Only lines containing the word "with" belong in the answer; copy each one from the records.

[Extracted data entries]
▼

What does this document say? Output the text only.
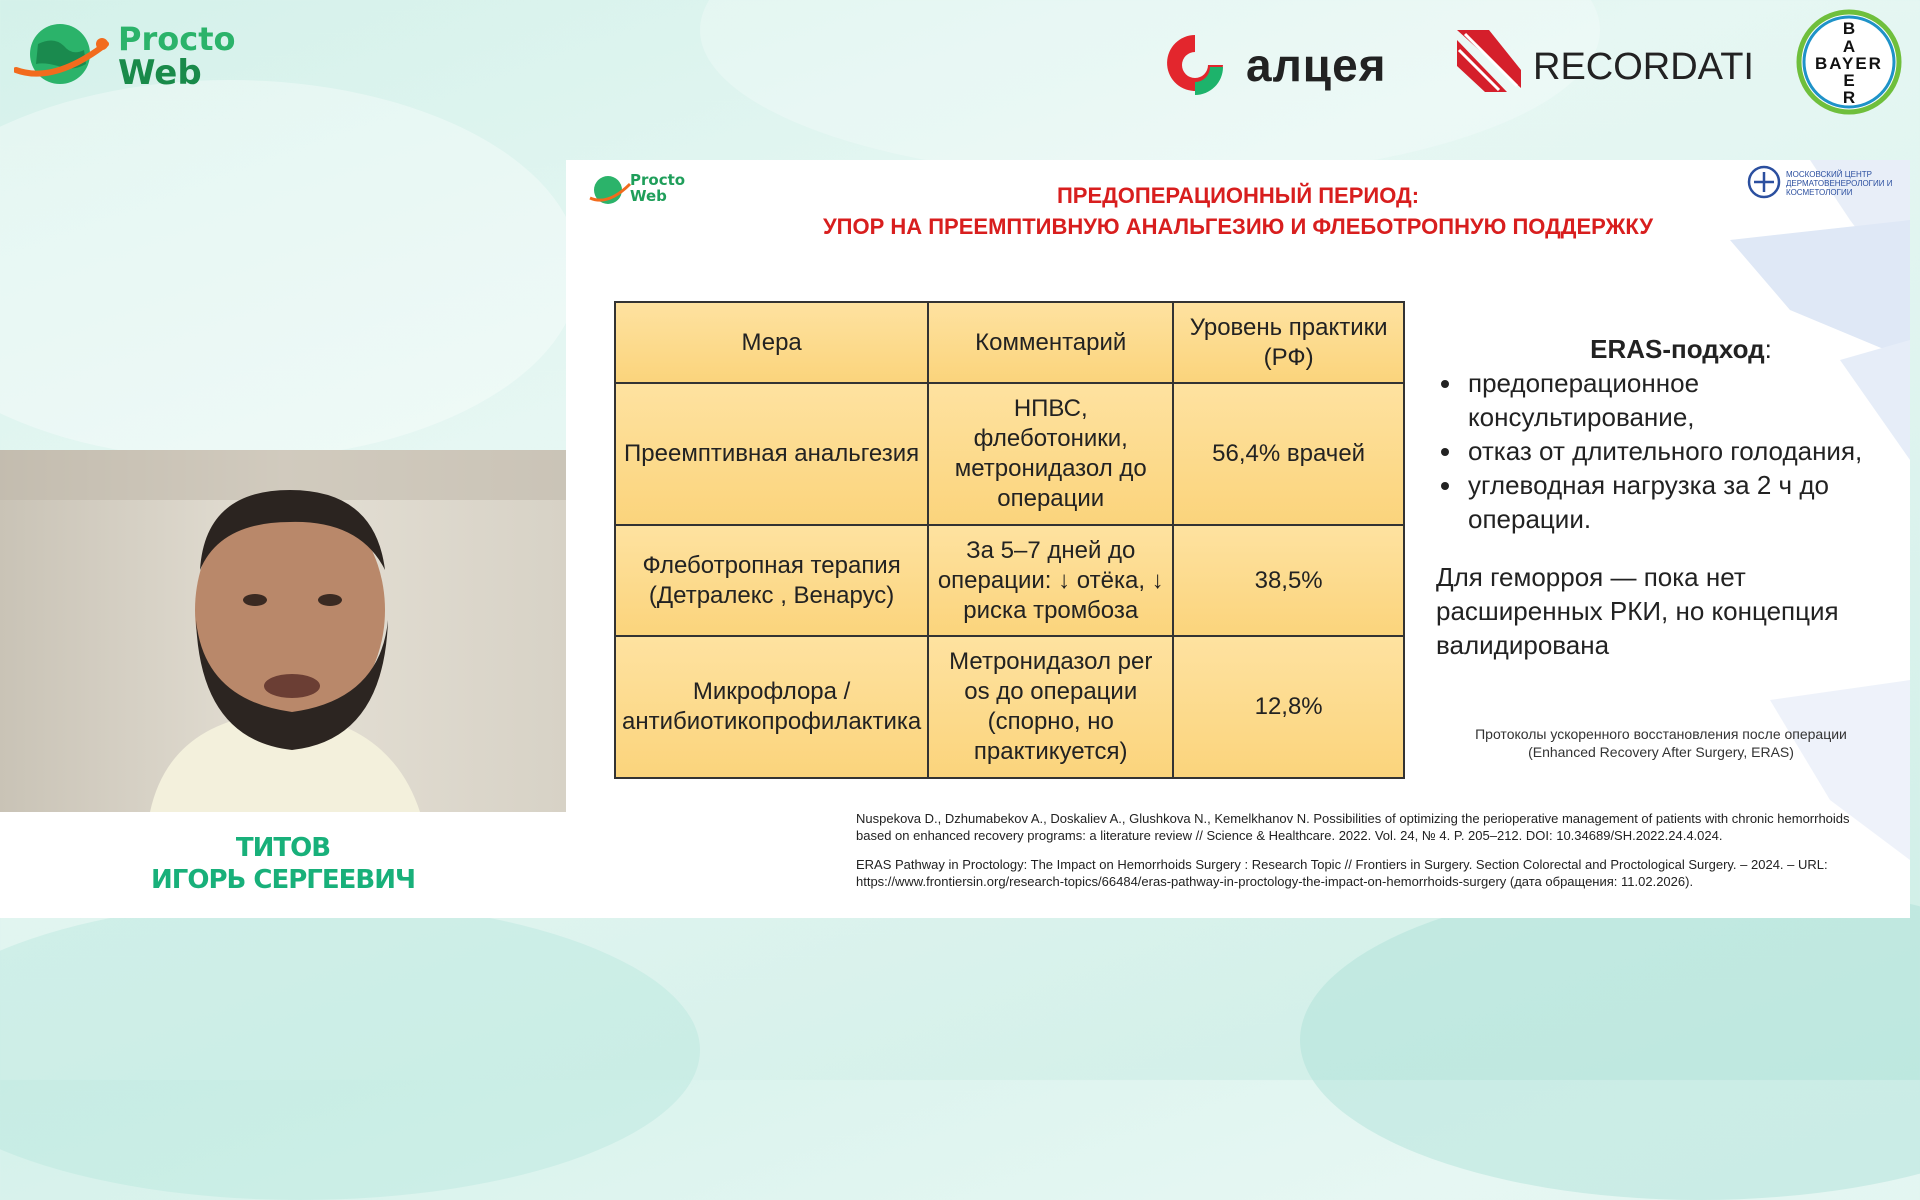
Procto
Web	алцея	RECORDATI
B
A
BAYER
E
R
Procto
Web
МОСКОВСКИЙ ЦЕНТР ДЕРМАТОВЕНЕРОЛОГИИ И КОСМЕТОЛОГИИ
ПРЕДОПЕРАЦИОННЫЙ ПЕРИОД:
УПОР НА ПРЕЕМПТИВНУЮ АНАЛЬГЕЗИЮ И ФЛЕБОТРОПНУЮ ПОДДЕРЖКУ
Мера	Комментарий	Уровень практики (РФ)
Преемптивная анальгезия	НПВС, флеботоники, метронидазол до операции	56,4% врачей
Флеботропная терапия (Детралекс , Венарус)	За 5–7 дней до операции: ↓ отёка, ↓ риска тромбоза	38,5%
Микрофлора / антибиотикопрофилактика	Метронидазол per os до операции (спорно, но практикуется)	12,8%
ERAS-подход:
• предоперационное консультирование,
• отказ от длительного голодания,
• углеводная нагрузка за 2 ч до операции.
Для геморроя — пока нет расширенных РКИ, но концепция валидирована
Протоколы ускоренного восстановления после операции
(Enhanced Recovery After Surgery, ERAS)

Nuspekova D., Dzhumabekov A., Doskaliev A., Glushkova N., Kemelkhanov N. Possibilities of optimizing the perioperative management of patients with chronic hemorrhoids based on enhanced recovery programs: a literature review // Science & Healthcare. 2022. Vol. 24, № 4. P. 205–212. DOI: 10.34689/SH.2022.24.4.024.

ERAS Pathway in Proctology: The Impact on Hemorrhoids Surgery : Research Topic // Frontiers in Surgery. Section Colorectal and Proctological Surgery. – 2024. – URL: https://www.frontiersin.org/research-topics/66484/eras-pathway-in-proctology-the-impact-on-hemorrhoids-surgery (дата обращения: 11.02.2026).

ТИТОВ
ИГОРЬ СЕРГЕЕВИЧ
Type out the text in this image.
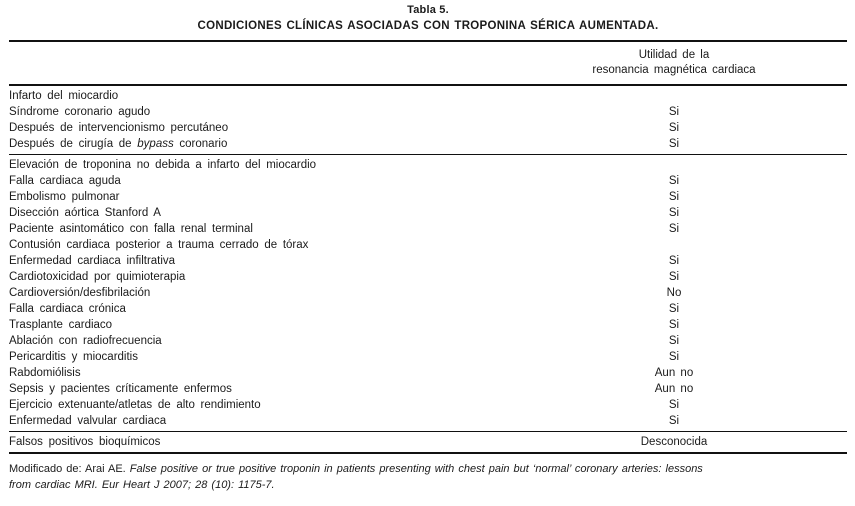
Tabla 5.
CONDICIONES CLÍNICAS ASOCIADAS CON TROPONINA SÉRICA AUMENTADA.
Utilidad de la
resonancia magnética cardiaca
Infarto del miocardio
Síndrome coronario agudo	Si
Después de intervencionismo percutáneo	Si
Después de cirugía de bypass coronario	Si
Elevación de troponina no debida a infarto del miocardio
Falla cardiaca aguda	Si
Embolismo pulmonar	Si
Disección aórtica Stanford A	Si
Paciente asintomático con falla renal terminal	Si
Contusión cardiaca posterior a trauma cerrado de tórax
Enfermedad cardiaca infiltrativa	Si
Cardiotoxicidad por quimioterapia	Si
Cardioversión/desfibrilación	No
Falla cardiaca crónica	Si
Trasplante cardiaco	Si
Ablación con radiofrecuencia	Si
Pericarditis y miocarditis	Si
Rabdomiólisis	Aun no
Sepsis y pacientes críticamente enfermos	Aun no
Ejercicio extenuante/atletas de alto rendimiento	Si
Enfermedad valvular cardiaca	Si
Falsos positivos bioquímicos	Desconocida
Modificado de: Arai AE. False positive or true positive troponin in patients presenting with chest pain but ‘normal’ coronary arteries: lessons
from cardiac MRI. Eur Heart J 2007; 28 (10): 1175-7.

▲

[RESULT OF THIS EXERCISE]
Nuspekova D., Dzhumabekov A., Doskaliev A., Glushkova N., Kemelkhanov N. Possibilities of optimizing the perioperative management of patients with chronic hemorrhoids based on enhanced recovery programs: a literature review // Science & Healthcare. 2022. Vol. 24, № 4. P. 205–212. DOI: 10.34689/SH.2022.24.4.024.
Modificado de: Arai AE. False positive or true positive troponin in patients presenting with chest pain but ‘normal’ coronary arteries: lessons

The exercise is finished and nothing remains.